Dataset records
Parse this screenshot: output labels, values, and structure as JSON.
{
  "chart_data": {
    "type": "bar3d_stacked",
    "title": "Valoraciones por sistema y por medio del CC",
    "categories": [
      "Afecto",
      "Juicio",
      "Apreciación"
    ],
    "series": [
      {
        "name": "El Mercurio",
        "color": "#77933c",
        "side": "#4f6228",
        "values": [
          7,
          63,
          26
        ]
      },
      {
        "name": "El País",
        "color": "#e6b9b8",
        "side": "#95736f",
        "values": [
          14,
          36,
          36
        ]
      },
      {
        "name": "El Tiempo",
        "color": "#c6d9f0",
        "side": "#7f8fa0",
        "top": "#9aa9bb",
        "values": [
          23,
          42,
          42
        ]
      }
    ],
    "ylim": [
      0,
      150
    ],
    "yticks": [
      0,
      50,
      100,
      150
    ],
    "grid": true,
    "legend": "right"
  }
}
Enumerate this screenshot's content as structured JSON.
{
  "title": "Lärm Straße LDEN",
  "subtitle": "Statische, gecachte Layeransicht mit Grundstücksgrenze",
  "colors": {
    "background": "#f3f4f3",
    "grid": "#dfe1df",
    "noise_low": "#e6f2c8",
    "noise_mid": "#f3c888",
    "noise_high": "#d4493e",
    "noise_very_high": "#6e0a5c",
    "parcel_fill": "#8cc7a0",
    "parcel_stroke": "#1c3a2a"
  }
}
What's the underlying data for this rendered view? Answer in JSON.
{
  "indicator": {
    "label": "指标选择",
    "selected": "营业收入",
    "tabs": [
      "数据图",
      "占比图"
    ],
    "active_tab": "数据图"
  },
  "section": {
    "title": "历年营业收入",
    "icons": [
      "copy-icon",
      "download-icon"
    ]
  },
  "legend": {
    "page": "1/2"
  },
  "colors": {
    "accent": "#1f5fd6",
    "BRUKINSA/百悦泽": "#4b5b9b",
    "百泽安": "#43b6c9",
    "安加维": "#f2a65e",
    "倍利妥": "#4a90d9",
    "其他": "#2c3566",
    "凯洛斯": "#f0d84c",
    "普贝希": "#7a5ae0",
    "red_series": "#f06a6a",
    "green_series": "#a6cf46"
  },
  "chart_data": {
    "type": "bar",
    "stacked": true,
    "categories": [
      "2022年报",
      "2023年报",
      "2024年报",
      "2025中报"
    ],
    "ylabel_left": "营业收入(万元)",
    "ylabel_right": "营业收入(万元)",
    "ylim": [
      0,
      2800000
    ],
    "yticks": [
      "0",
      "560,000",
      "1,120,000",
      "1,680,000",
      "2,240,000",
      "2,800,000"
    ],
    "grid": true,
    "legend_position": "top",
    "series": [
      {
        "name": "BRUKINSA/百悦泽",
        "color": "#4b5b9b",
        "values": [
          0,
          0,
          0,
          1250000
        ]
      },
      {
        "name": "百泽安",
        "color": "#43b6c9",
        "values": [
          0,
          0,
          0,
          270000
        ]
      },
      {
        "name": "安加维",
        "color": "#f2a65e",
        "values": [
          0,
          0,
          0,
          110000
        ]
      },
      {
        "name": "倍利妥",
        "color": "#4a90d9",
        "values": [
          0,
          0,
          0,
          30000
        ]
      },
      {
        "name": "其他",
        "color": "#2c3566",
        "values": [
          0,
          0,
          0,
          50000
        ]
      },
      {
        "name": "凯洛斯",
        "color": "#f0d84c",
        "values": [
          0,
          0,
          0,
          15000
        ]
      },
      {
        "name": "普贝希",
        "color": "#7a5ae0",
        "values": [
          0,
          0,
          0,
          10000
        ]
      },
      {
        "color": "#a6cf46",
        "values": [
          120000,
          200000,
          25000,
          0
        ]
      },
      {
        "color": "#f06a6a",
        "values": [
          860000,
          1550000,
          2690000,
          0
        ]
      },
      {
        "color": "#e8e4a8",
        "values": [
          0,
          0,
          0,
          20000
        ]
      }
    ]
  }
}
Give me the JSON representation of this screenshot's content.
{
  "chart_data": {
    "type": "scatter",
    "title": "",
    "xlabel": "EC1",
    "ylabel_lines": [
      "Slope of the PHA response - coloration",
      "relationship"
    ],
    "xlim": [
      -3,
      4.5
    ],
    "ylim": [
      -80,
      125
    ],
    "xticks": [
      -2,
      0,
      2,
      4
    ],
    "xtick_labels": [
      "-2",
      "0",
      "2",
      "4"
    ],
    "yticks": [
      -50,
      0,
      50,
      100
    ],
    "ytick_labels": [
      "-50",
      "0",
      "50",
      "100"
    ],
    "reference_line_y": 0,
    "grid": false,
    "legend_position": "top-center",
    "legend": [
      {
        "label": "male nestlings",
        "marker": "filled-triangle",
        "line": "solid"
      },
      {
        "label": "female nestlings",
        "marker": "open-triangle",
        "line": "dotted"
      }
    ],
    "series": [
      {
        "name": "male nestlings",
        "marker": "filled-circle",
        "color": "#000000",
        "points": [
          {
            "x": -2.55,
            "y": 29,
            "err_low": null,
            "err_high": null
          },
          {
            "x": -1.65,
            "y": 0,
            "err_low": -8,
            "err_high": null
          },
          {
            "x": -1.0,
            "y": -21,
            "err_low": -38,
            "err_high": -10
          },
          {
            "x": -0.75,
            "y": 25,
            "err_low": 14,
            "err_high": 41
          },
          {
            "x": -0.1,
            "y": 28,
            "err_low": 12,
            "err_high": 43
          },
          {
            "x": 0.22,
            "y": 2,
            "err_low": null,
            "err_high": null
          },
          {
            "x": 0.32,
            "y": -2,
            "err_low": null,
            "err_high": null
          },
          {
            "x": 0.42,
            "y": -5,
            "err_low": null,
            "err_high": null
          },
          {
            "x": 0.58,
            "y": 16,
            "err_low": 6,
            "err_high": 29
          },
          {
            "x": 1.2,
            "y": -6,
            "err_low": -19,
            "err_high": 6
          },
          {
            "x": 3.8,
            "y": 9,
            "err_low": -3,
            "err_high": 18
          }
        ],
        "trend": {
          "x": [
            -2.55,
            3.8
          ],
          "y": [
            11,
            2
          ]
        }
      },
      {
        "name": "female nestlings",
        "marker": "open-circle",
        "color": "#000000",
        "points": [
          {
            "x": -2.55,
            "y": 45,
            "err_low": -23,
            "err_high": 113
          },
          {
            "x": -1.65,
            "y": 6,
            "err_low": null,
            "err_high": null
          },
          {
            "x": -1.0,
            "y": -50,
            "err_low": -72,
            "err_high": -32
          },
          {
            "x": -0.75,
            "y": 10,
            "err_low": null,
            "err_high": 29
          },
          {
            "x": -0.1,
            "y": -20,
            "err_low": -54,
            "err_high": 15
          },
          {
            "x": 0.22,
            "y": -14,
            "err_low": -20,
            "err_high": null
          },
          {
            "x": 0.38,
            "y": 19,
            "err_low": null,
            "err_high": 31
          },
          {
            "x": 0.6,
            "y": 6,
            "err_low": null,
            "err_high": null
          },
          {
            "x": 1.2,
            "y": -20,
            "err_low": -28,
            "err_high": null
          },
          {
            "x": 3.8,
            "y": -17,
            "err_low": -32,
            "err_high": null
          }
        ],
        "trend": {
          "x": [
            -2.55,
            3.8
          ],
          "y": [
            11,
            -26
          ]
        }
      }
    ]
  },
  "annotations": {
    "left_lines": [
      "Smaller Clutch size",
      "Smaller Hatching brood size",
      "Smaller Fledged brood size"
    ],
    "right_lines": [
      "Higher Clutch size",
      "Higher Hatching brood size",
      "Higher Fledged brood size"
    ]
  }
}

* STATED GOAL:
Extract the complete listing verbatim.

* PROBLEM SOLUTION:
Parse this screenshot: output labels, values, and structure as JSON.
{
  "chart_data": {
    "type": "bar3d_stacked",
    "title": "Valoraciones por sistema y por medio del CC",
    "categories": [
      "Afecto",
      "Juicio",
      "Apreciación"
    ],
    "series": [
      {
        "name": "El Mercurio",
        "color": "#77933c",
        "side": "#4f6228",
        "values": [
          7,
          63,
          26
        ]
      },
      {
        "name": "El País",
        "color": "#e6b9b8",
        "side": "#95736f",
        "values": [
          14,
          36,
          36
        ]
      },
      {
        "name": "El Tiempo",
        "color": "#c6d9f0",
        "side": "#7f8fa0",
        "top": "#9aa9bb",
        "values": [
          23,
          42,
          42
        ]
      }
    ],
    "ylim": [
      0,
      150
    ],
    "yticks": [
      0,
      50,
      100,
      150
    ],
    "grid": true,
    "legend": "right"
  }
}
Enumerate this screenshot's content as structured JSON.
{
  "title": "Lärm Straße LDEN",
  "subtitle": "Statische, gecachte Layeransicht mit Grundstücksgrenze",
  "colors": {
    "background": "#f3f4f3",
    "grid": "#dfe1df",
    "noise_low": "#e6f2c8",
    "noise_mid": "#f3c888",
    "noise_high": "#d4493e",
    "noise_very_high": "#6e0a5c",
    "parcel_fill": "#8cc7a0",
    "parcel_stroke": "#1c3a2a"
  }
}
What's the underlying data for this rendered view? Answer in JSON.
{
  "indicator": {
    "label": "指标选择",
    "selected": "营业收入",
    "tabs": [
      "数据图",
      "占比图"
    ],
    "active_tab": "数据图"
  },
  "section": {
    "title": "历年营业收入",
    "icons": [
      "copy-icon",
      "download-icon"
    ]
  },
  "legend": {
    "page": "1/2"
  },
  "colors": {
    "accent": "#1f5fd6",
    "BRUKINSA/百悦泽": "#4b5b9b",
    "百泽安": "#43b6c9",
    "安加维": "#f2a65e",
    "倍利妥": "#4a90d9",
    "其他": "#2c3566",
    "凯洛斯": "#f0d84c",
    "普贝希": "#7a5ae0",
    "red_series": "#f06a6a",
    "green_series": "#a6cf46"
  },
  "chart_data": {
    "type": "bar",
    "stacked": true,
    "categories": [
      "2022年报",
      "2023年报",
      "2024年报",
      "2025中报"
    ],
    "ylabel_left": "营业收入(万元)",
    "ylabel_right": "营业收入(万元)",
    "ylim": [
      0,
      2800000
    ],
    "yticks": [
      "0",
      "560,000",
      "1,120,000",
      "1,680,000",
      "2,240,000",
      "2,800,000"
    ],
    "grid": true,
    "legend_position": "top",
    "series": [
      {
        "name": "BRUKINSA/百悦泽",
        "color": "#4b5b9b",
        "values": [
          0,
          0,
          0,
          1250000
        ]
      },
      {
        "name": "百泽安",
        "color": "#43b6c9",
        "values": [
          0,
          0,
          0,
          270000
        ]
      },
      {
        "name": "安加维",
        "color": "#f2a65e",
        "values": [
          0,
          0,
          0,
          110000
        ]
      },
      {
        "name": "倍利妥",
        "color": "#4a90d9",
        "values": [
          0,
          0,
          0,
          30000
        ]
      },
      {
        "name": "其他",
        "color": "#2c3566",
        "values": [
          0,
          0,
          0,
          50000
        ]
      },
      {
        "name": "凯洛斯",
        "color": "#f0d84c",
        "values": [
          0,
          0,
          0,
          15000
        ]
      },
      {
        "name": "普贝希",
        "color": "#7a5ae0",
        "values": [
          0,
          0,
          0,
          10000
        ]
      },
      {
        "color": "#a6cf46",
        "values": [
          120000,
          200000,
          25000,
          0
        ]
      },
      {
        "color": "#f06a6a",
        "values": [
          860000,
          1550000,
          2690000,
          0
        ]
      },
      {
        "color": "#e8e4a8",
        "values": [
          0,
          0,
          0,
          20000
        ]
      }
    ]
  }
}
Give me the JSON representation of this screenshot's content.
{
  "chart_data": {
    "type": "scatter",
    "title": "",
    "xlabel": "EC1",
    "ylabel_lines": [
      "Slope of the PHA response - coloration",
      "relationship"
    ],
    "xlim": [
      -3,
      4.5
    ],
    "ylim": [
      -80,
      125
    ],
    "xticks": [
      -2,
      0,
      2,
      4
    ],
    "xtick_labels": [
      "-2",
      "0",
      "2",
      "4"
    ],
    "yticks": [
      -50,
      0,
      50,
      100
    ],
    "ytick_labels": [
      "-50",
      "0",
      "50",
      "100"
    ],
    "reference_line_y": 0,
    "grid": false,
    "legend_position": "top-center",
    "legend": [
      {
        "label": "male nestlings",
        "marker": "filled-triangle",
        "line": "solid"
      },
      {
        "label": "female nestlings",
        "marker": "open-triangle",
        "line": "dotted"
      }
    ],
    "series": [
      {
        "name": "male nestlings",
        "marker": "filled-circle",
        "color": "#000000",
        "points": [
          {
            "x": -2.55,
            "y": 29,
            "err_low": null,
            "err_high": null
          },
          {
            "x": -1.65,
            "y": 0,
            "err_low": -8,
            "err_high": null
          },
          {
            "x": -1.0,
            "y": -21,
            "err_low": -38,
            "err_high": -10
          },
          {
            "x": -0.75,
            "y": 25,
            "err_low": 14,
            "err_high": 41
          },
          {
            "x": -0.1,
            "y": 28,
            "err_low": 12,
            "err_high": 43
          },
          {
            "x": 0.22,
            "y": 2,
            "err_low": null,
            "err_high": null
          },
          {
            "x": 0.32,
            "y": -2,
            "err_low": null,
            "err_high": null
          },
          {
            "x": 0.42,
            "y": -5,
            "err_low": null,
            "err_high": null
          },
          {
            "x": 0.58,
            "y": 16,
            "err_low": 6,
            "err_high": 29
          },
          {
            "x": 1.2,
            "y": -6,
            "err_low": -19,
            "err_high": 6
          },
          {
            "x": 3.8,
            "y": 9,
            "err_low": -3,
            "err_high": 18
          }
        ],
        "trend": {
          "x": [
            -2.55,
            3.8
          ],
          "y": [
            11,
            2
          ]
        }
      },
      {
        "name": "female nestlings",
        "marker": "open-circle",
        "color": "#000000",
        "points": [
          {
            "x": -2.55,
            "y": 45,
            "err_low": -23,
            "err_high": 113
          },
          {
            "x": -1.65,
            "y": 6,
            "err_low": null,
            "err_high": null
          },
          {
            "x": -1.0,
            "y": -50,
            "err_low": -72,
            "err_high": -32
          },
          {
            "x": -0.75,
            "y": 10,
            "err_low": null,
            "err_high": 29
          },
          {
            "x": -0.1,
            "y": -20,
            "err_low": -54,
            "err_high": 15
          },
          {
            "x": 0.22,
            "y": -14,
            "err_low": -20,
            "err_high": null
          },
          {
            "x": 0.38,
            "y": 19,
            "err_low": null,
            "err_high": 31
          },
          {
            "x": 0.6,
            "y": 6,
            "err_low": null,
            "err_high": null
          },
          {
            "x": 1.2,
            "y": -20,
            "err_low": -28,
            "err_high": null
          },
          {
            "x": 3.8,
            "y": -17,
            "err_low": -32,
            "err_high": null
          }
        ],
        "trend": {
          "x": [
            -2.55,
            3.8
          ],
          "y": [
            11,
            -26
          ]
        }
      }
    ]
  },
  "annotations": {
    "left_lines": [
      "Smaller Clutch size",
      "Smaller Hatching brood size",
      "Smaller Fledged brood size"
    ],
    "right_lines": [
      "Higher Clutch size",
      "Higher Hatching brood size",
      "Higher Fledged brood size"
    ]
  }
}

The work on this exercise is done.